● Dataset rows about figures

+ + + +

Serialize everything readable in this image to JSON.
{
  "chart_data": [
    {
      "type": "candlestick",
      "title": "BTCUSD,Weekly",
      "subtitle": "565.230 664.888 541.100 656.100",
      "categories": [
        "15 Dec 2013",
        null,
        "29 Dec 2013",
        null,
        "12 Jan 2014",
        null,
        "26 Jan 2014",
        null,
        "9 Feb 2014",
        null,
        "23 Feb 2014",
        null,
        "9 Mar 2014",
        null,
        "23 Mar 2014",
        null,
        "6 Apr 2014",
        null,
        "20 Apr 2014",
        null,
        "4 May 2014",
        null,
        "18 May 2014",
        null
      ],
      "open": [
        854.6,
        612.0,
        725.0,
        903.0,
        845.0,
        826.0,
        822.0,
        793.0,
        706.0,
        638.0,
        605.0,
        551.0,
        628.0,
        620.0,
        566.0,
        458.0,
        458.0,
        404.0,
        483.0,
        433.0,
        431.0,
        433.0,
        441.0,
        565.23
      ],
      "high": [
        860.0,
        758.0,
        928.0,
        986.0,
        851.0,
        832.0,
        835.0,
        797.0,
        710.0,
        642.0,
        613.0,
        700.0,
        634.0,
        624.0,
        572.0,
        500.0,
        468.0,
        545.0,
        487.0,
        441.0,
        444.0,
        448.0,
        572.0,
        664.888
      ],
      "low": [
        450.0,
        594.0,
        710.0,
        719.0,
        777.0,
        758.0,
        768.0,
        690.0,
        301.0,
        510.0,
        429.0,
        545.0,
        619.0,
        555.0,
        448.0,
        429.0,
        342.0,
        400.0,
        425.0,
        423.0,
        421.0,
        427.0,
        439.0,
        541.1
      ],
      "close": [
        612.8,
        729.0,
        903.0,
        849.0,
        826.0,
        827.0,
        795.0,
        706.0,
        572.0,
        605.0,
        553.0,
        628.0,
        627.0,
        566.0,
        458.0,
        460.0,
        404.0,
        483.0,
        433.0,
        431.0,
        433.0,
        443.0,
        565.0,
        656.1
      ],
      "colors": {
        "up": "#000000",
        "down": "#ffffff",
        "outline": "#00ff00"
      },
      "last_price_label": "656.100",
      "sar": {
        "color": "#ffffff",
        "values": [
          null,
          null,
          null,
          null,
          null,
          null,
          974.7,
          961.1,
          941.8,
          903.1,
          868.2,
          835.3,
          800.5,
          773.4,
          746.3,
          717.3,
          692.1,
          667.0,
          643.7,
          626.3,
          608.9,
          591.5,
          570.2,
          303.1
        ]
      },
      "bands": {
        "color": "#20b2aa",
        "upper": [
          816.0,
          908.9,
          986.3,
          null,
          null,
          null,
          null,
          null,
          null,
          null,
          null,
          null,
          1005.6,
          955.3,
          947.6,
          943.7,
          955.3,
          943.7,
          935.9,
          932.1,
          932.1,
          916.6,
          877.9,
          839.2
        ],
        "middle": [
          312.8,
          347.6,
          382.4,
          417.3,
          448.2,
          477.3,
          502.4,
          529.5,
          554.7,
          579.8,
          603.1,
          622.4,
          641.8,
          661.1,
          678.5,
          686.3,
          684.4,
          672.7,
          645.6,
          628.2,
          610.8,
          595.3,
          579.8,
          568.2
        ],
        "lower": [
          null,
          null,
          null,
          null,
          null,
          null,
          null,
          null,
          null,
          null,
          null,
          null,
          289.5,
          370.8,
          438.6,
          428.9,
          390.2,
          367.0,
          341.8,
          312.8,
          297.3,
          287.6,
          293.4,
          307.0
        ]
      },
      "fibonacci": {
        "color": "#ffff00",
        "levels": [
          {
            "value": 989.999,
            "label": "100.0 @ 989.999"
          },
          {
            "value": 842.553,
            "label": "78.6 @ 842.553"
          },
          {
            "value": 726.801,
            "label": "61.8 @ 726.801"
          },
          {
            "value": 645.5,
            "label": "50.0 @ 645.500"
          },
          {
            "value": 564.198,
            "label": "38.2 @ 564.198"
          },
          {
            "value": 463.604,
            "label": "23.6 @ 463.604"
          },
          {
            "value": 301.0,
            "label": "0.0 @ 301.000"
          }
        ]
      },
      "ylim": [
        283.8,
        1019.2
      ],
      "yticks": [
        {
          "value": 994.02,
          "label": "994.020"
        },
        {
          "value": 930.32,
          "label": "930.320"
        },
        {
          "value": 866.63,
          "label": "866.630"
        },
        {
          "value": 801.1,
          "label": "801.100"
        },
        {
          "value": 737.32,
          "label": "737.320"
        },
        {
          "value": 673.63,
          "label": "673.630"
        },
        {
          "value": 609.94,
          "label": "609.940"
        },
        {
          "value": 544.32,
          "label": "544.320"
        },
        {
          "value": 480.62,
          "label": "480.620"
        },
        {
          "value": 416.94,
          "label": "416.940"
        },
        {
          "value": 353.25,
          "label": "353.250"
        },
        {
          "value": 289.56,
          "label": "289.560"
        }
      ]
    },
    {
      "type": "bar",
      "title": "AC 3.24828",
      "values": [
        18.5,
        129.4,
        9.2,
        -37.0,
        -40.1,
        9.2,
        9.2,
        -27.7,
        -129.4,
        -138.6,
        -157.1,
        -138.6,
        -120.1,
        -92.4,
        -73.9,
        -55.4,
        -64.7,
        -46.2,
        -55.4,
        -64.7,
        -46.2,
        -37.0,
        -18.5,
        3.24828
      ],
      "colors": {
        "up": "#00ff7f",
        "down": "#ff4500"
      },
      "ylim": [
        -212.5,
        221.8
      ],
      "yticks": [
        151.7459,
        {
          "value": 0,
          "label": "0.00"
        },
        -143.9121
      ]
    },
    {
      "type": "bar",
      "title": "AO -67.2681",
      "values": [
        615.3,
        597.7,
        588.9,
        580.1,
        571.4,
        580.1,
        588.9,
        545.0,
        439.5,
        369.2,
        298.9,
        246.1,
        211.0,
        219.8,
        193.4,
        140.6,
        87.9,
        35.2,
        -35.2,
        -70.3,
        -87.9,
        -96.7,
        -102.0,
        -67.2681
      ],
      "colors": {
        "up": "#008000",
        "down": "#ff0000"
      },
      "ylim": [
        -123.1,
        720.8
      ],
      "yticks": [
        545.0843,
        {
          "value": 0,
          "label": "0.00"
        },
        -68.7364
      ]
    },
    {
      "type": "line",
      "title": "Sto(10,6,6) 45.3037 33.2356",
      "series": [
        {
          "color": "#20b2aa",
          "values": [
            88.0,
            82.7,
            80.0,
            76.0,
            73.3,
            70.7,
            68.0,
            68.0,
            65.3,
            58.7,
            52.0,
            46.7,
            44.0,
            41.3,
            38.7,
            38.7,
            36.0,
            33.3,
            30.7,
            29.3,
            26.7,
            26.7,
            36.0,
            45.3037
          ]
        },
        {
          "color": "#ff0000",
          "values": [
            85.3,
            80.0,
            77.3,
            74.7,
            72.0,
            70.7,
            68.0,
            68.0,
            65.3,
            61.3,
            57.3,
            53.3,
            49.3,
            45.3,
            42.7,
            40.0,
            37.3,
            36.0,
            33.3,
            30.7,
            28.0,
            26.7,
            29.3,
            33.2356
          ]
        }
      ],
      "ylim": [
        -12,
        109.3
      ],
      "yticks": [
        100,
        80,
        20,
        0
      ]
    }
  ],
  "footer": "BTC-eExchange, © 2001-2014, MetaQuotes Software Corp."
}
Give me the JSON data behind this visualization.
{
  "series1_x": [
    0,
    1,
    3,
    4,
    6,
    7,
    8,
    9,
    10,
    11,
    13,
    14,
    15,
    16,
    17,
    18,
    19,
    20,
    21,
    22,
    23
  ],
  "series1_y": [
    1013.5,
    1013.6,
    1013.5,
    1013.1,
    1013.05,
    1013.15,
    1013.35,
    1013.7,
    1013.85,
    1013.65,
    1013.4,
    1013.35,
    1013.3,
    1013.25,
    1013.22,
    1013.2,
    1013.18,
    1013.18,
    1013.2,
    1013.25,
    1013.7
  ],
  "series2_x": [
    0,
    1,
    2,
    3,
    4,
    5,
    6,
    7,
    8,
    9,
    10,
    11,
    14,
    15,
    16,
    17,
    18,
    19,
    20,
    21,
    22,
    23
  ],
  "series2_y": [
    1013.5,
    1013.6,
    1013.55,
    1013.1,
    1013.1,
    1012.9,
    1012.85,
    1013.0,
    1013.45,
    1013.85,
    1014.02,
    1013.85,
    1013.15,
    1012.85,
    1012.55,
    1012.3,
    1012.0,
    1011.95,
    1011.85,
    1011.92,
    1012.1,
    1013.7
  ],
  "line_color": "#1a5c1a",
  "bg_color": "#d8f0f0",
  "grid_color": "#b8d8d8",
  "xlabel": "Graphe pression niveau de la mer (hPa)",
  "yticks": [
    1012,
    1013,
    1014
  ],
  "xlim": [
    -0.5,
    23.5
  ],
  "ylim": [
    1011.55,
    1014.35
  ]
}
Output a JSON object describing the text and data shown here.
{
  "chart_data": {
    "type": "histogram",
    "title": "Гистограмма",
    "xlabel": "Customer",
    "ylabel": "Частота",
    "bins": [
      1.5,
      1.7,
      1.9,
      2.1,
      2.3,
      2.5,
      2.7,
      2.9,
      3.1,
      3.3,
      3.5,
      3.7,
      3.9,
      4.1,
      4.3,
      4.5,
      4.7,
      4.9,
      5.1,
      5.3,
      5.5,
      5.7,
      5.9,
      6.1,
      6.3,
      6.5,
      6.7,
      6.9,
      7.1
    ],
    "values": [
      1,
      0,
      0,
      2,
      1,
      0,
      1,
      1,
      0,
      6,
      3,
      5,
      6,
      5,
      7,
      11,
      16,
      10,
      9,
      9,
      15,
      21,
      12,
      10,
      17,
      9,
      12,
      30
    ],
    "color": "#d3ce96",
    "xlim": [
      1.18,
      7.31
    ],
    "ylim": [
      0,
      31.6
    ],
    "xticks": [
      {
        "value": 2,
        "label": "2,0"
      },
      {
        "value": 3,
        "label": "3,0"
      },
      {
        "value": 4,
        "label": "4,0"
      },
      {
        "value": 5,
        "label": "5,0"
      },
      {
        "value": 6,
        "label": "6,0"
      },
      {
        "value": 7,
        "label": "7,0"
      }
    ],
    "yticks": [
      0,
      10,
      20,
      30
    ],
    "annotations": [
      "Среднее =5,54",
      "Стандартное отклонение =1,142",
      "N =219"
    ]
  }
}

+ + + +

● TASK OBJECTIVE
Write out every line of the preceding listing that contains "this".

● TASK RESPONSE
Serialize everything readable in this image to JSON.
Give me the JSON data behind this visualization.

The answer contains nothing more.